-- Begin Records to use --

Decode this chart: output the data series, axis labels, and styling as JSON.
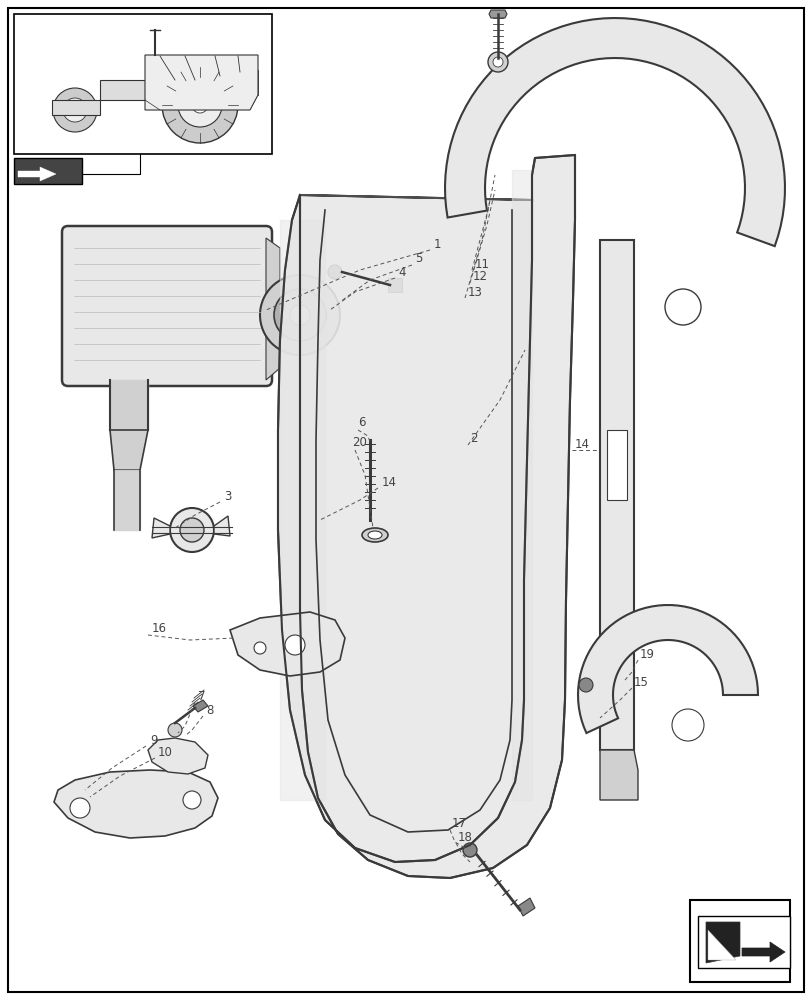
{
  "fig_width": 8.12,
  "fig_height": 10.0,
  "dpi": 100,
  "bg_color": "#ffffff",
  "lc": "#3a3a3a",
  "fc_light": "#e8e8e8",
  "fc_mid": "#d0d0d0",
  "fc_dark": "#b0b0b0",
  "label_color": "#555555",
  "label_fs": 8.5
}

-- End Records to use --

Task goal: Every line should be retyped exactly, with the pictures omitted.

Task response:
Decode this chart: output the data series, axis labels, and styling as JSON.
{
  "fig_width": 8.12,
  "fig_height": 10.0,
  "dpi": 100,
  "bg_color": "#ffffff",
  "lc": "#3a3a3a",
  "fc_light": "#e8e8e8",
  "fc_mid": "#d0d0d0",
  "fc_dark": "#b0b0b0",
  "label_color": "#555555",
  "label_fs": 8.5
}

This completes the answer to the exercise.